» **What you have to do**
Extract each line containing the string "label".

A block of data
- - - -

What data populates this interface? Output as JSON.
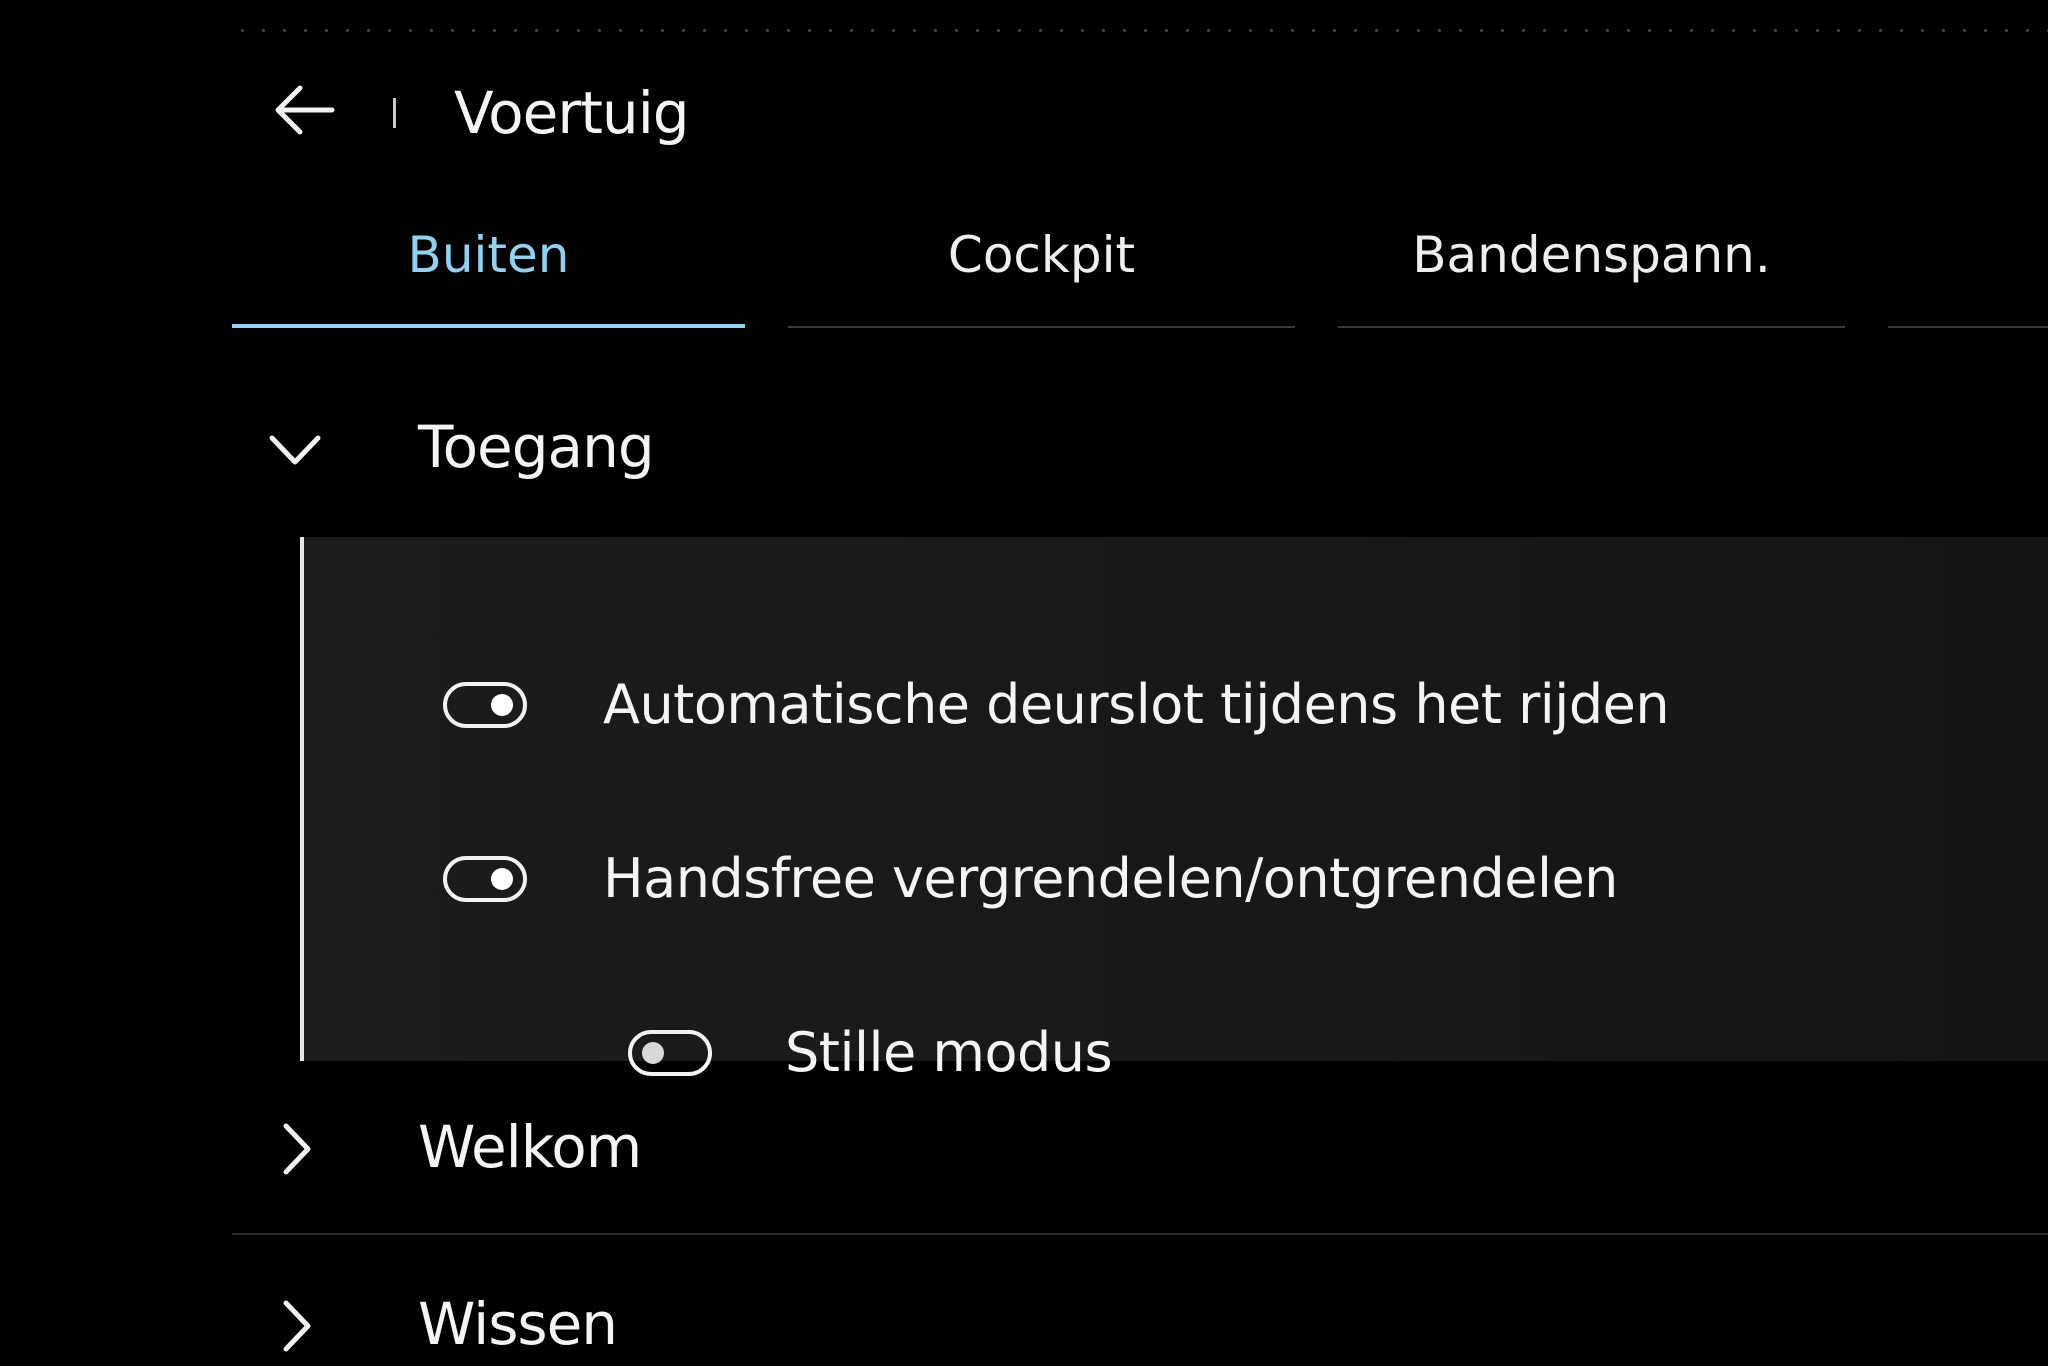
{
  "header": {
    "title": "Voertuig",
    "back_icon": "arrow-left-icon"
  },
  "tabs": [
    {
      "label": "Buiten",
      "active": true
    },
    {
      "label": "Cockpit",
      "active": false
    },
    {
      "label": "Bandenspann.",
      "active": false
    }
  ],
  "sections": {
    "toegang": {
      "label": "Toegang",
      "expanded": true,
      "icon": "chevron-down-icon",
      "items": [
        {
          "label": "Automatische deurslot tijdens het rijden",
          "enabled": true
        },
        {
          "label": "Handsfree vergrendelen/ontgrendelen",
          "enabled": true
        },
        {
          "label": "Stille modus",
          "enabled": false
        }
      ]
    },
    "welkom": {
      "label": "Welkom",
      "expanded": false,
      "icon": "chevron-right-icon"
    },
    "wissen": {
      "label": "Wissen",
      "expanded": false,
      "icon": "chevron-right-icon"
    }
  },
  "colors": {
    "accent": "#8ed3f2",
    "background": "#000000",
    "panel": "#1a1a1a",
    "text": "#f4f4f4"
  }
}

- - - -

» **Solution for this exercise**
      "label": "Buiten",
      "label": "Cockpit",
      "label": "Bandenspann.",
      "label": "Toegang",
          "label": "Automatische deurslot tijdens het rijden",
          "label": "Handsfree vergrendelen/ontgrendelen",
          "label": "Stille modus",
      "label": "Welkom",
      "label": "Wissen",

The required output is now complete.